__Exercise details__
Output the entries below exactly as written, omitting pictures.

__A block of data__
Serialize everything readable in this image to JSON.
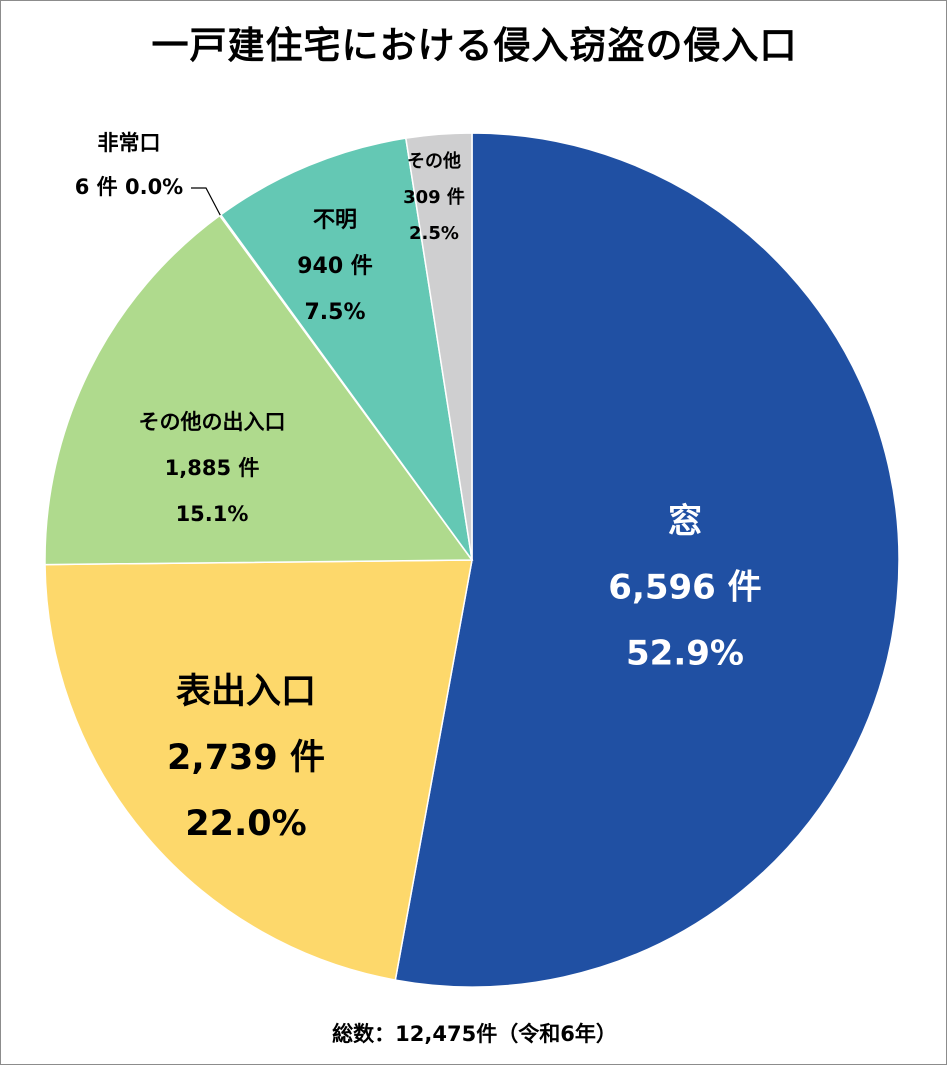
{
  "chart_data": {
    "type": "pie",
    "title": "一戸建住宅における侵入窃盗の侵入口",
    "footnote": "総数：12,475件（令和6年）",
    "start_angle_deg": 0,
    "direction": "clockwise",
    "slices": [
      {
        "name": "窓",
        "value": 6596,
        "count_label": "6,596 件",
        "percent_label": "52.9%",
        "color": "#2050A3",
        "text_color": "#ffffff"
      },
      {
        "name": "表出入口",
        "value": 2739,
        "count_label": "2,739 件",
        "percent_label": "22.0%",
        "color": "#FDD86B",
        "text_color": "#000000"
      },
      {
        "name": "その他の出入口",
        "value": 1885,
        "count_label": "1,885 件",
        "percent_label": "15.1%",
        "color": "#AFDA8D",
        "text_color": "#000000"
      },
      {
        "name": "非常口",
        "value": 6,
        "count_label": "6 件",
        "percent_label": "0.0%",
        "color": "#4CAF50",
        "text_color": "#000000",
        "inline_label": "6 件 0.0%"
      },
      {
        "name": "不明",
        "value": 940,
        "count_label": "940 件",
        "percent_label": "7.5%",
        "color": "#64C8B4",
        "text_color": "#000000"
      },
      {
        "name": "その他",
        "value": 309,
        "count_label": "309 件",
        "percent_label": "2.5%",
        "color": "#CFCFD0",
        "text_color": "#000000"
      }
    ]
  }
}
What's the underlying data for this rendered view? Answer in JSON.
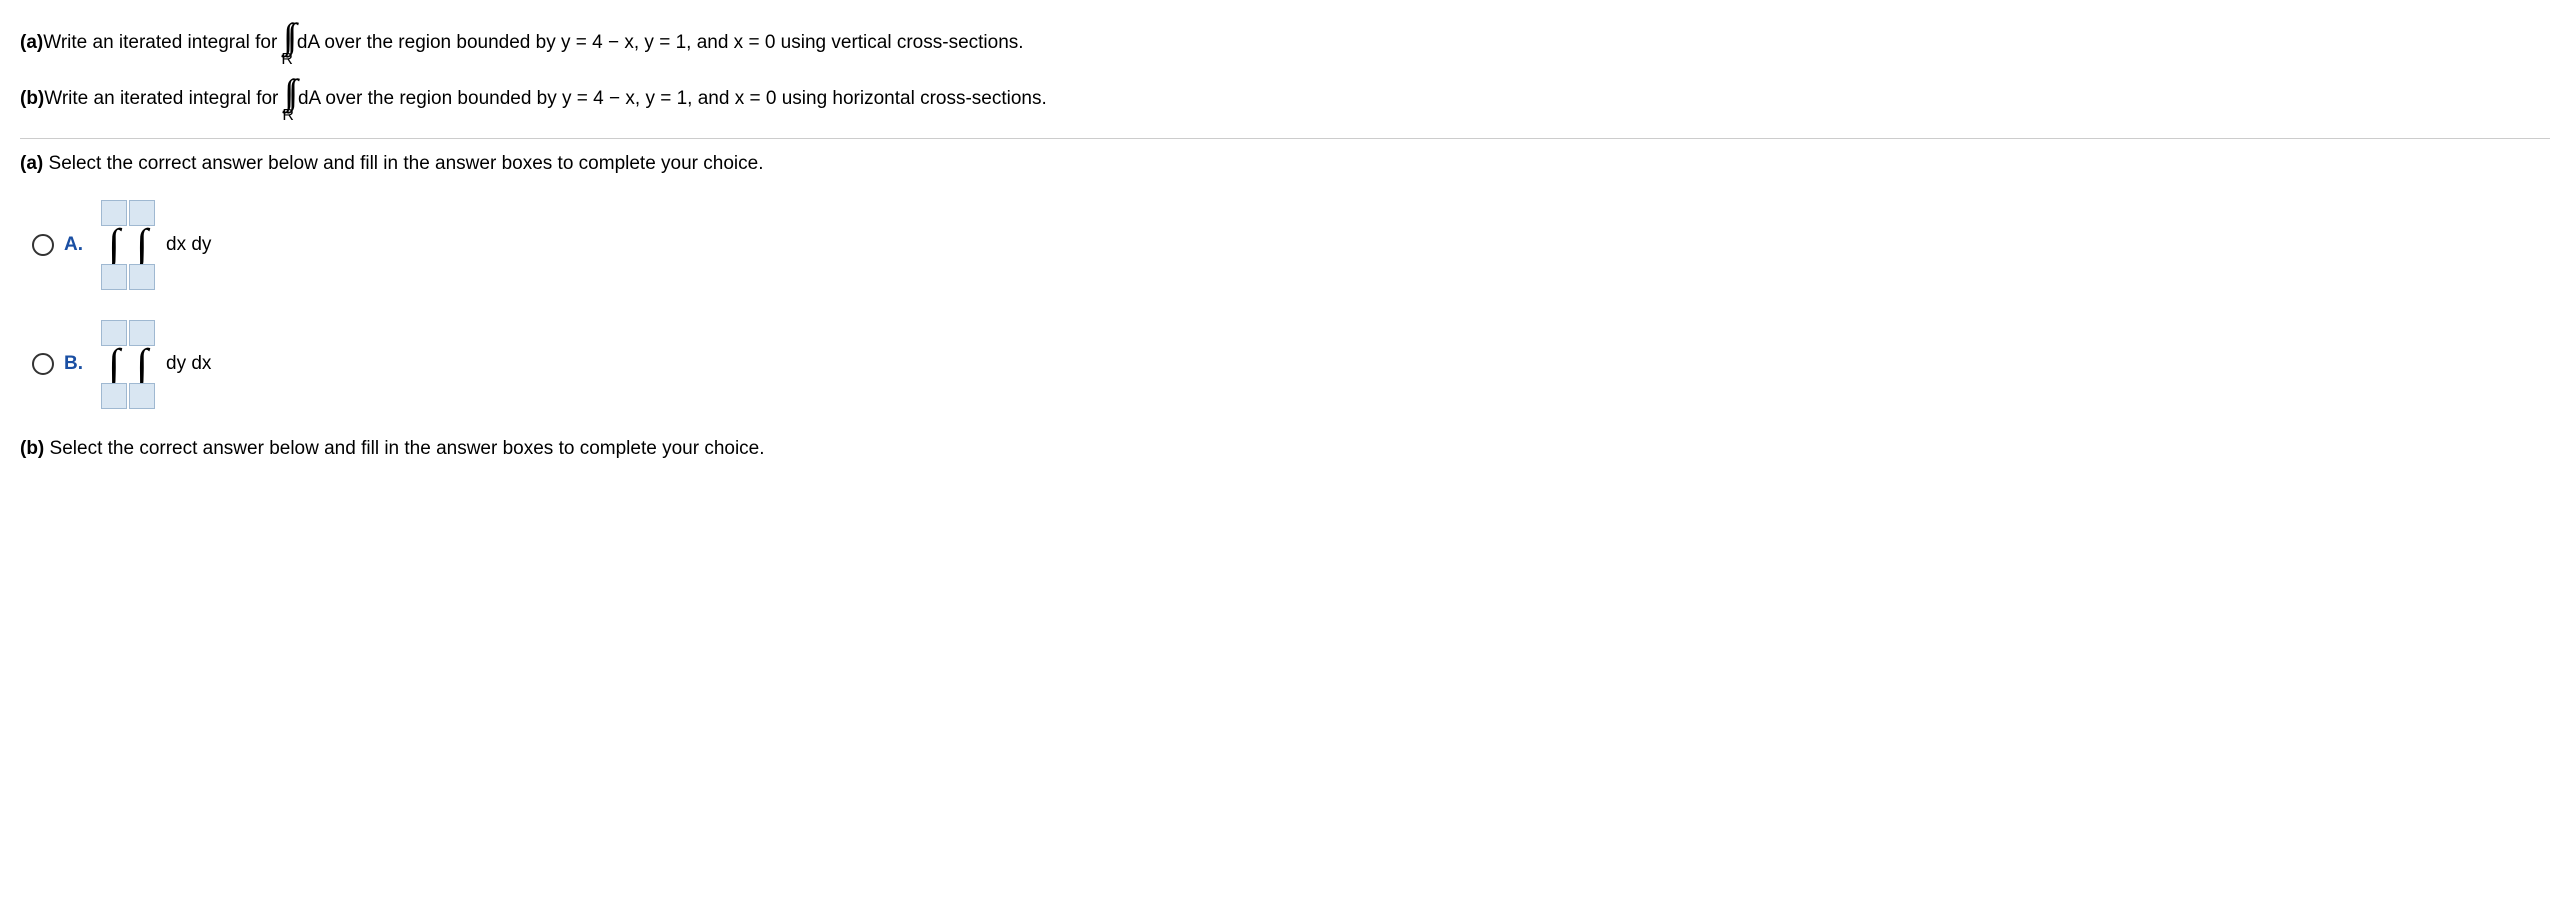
{
  "problem": {
    "parts": [
      {
        "label": "(a)",
        "before_int": " Write an iterated integral for ",
        "after_int": " dA over the region bounded by y = 4 − x, y = 1, and x = 0 using vertical cross-sections.",
        "int_sub": "R"
      },
      {
        "label": "(b)",
        "before_int": " Write an iterated integral for ",
        "after_int": " dA over the region bounded by y = 4 − x, y = 1, and x = 0 using horizontal cross-sections.",
        "int_sub": "R"
      }
    ]
  },
  "section_a": {
    "label": "(a)",
    "instruction": " Select the correct answer below and fill in the answer boxes to complete your choice.",
    "choices": [
      {
        "letter": "A.",
        "differential": "dx dy"
      },
      {
        "letter": "B.",
        "differential": "dy dx"
      }
    ]
  },
  "section_b": {
    "label": "(b)",
    "instruction": " Select the correct answer below and fill in the answer boxes to complete your choice."
  },
  "styling": {
    "font_size": 19,
    "limit_box_bg": "#d9e6f2",
    "limit_box_border": "#9fb8d1",
    "choice_label_color": "#1a4fa3",
    "separator_color": "#cccccc",
    "integral_font": "Times New Roman"
  }
}
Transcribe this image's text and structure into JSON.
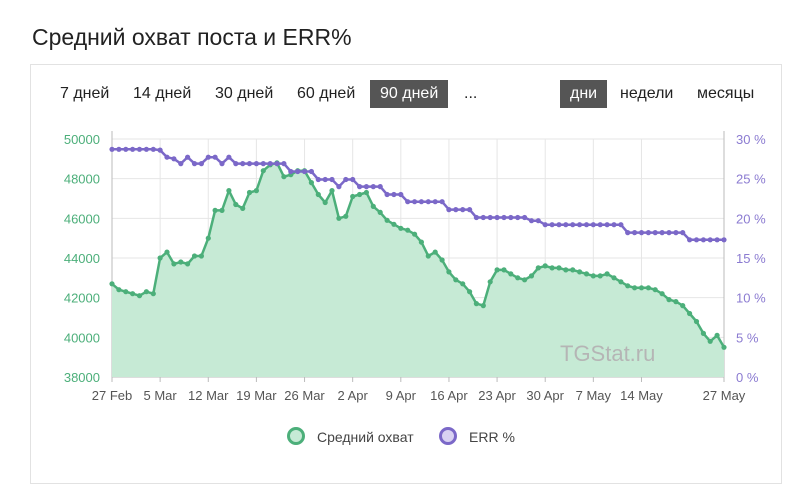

__Worked solution__
Serialize everything readable in this image to JSON.
{
  "chart_data": {
    "type": "pie",
    "title": "一戸建住宅における侵入窃盗の侵入口",
    "footnote": "総数：12,475件（令和6年）",
    "start_angle_deg": 0,
    "direction": "clockwise",
    "slices": [
      {
        "name": "窓",
        "value": 6596,
        "count_label": "6,596 件",
        "percent_label": "52.9%",
        "color": "#2050A3",
        "text_color": "#ffffff"
      },
      {
        "name": "表出入口",
        "value": 2739,
        "count_label": "2,739 件",
        "percent_label": "22.0%",
        "color": "#FDD86B",
        "text_color": "#000000"
      },
      {
        "name": "その他の出入口",
        "value": 1885,
        "count_label": "1,885 件",
        "percent_label": "15.1%",
        "color": "#AFDA8D",
        "text_color": "#000000"
      },
      {
        "name": "非常口",
        "value": 6,
        "count_label": "6 件",
        "percent_label": "0.0%",
        "color": "#4CAF50",
        "text_color": "#000000",
        "inline_label": "6 件 0.0%"
      },
      {
        "name": "不明",
        "value": 940,
        "count_label": "940 件",
        "percent_label": "7.5%",
        "color": "#64C8B4",
        "text_color": "#000000"
      },
      {
        "name": "その他",
        "value": 309,
        "count_label": "309 件",
        "percent_label": "2.5%",
        "color": "#CFCFD0",
        "text_color": "#000000"
      }
    ]
  }
}
What's the underlying data for this rendered view? Answer in JSON.
{
  "problem": {
    "parts": [
      {
        "label": "(a)",
        "before_int": " Write an iterated integral for ",
        "after_int": " dA over the region bounded by y = 4 − x, y = 1, and x = 0 using vertical cross-sections.",
        "int_sub": "R"
      },
      {
        "label": "(b)",
        "before_int": " Write an iterated integral for ",
        "after_int": " dA over the region bounded by y = 4 − x, y = 1, and x = 0 using horizontal cross-sections.",
        "int_sub": "R"
      }
    ]
  },
  "section_a": {
    "label": "(a)",
    "instruction": " Select the correct answer below and fill in the answer boxes to complete your choice.",
    "choices": [
      {
        "letter": "A.",
        "differential": "dx dy"
      },
      {
        "letter": "B.",
        "differential": "dy dx"
      }
    ]
  },
  "section_b": {
    "label": "(b)",
    "instruction": " Select the correct answer below and fill in the answer boxes to complete your choice."
  },
  "styling": {
    "font_size": 19,
    "limit_box_bg": "#d9e6f2",
    "limit_box_border": "#9fb8d1",
    "choice_label_color": "#1a4fa3",
    "separator_color": "#cccccc",
    "integral_font": "Times New Roman"
  }
}
Transcribe this image's text and structure into JSON.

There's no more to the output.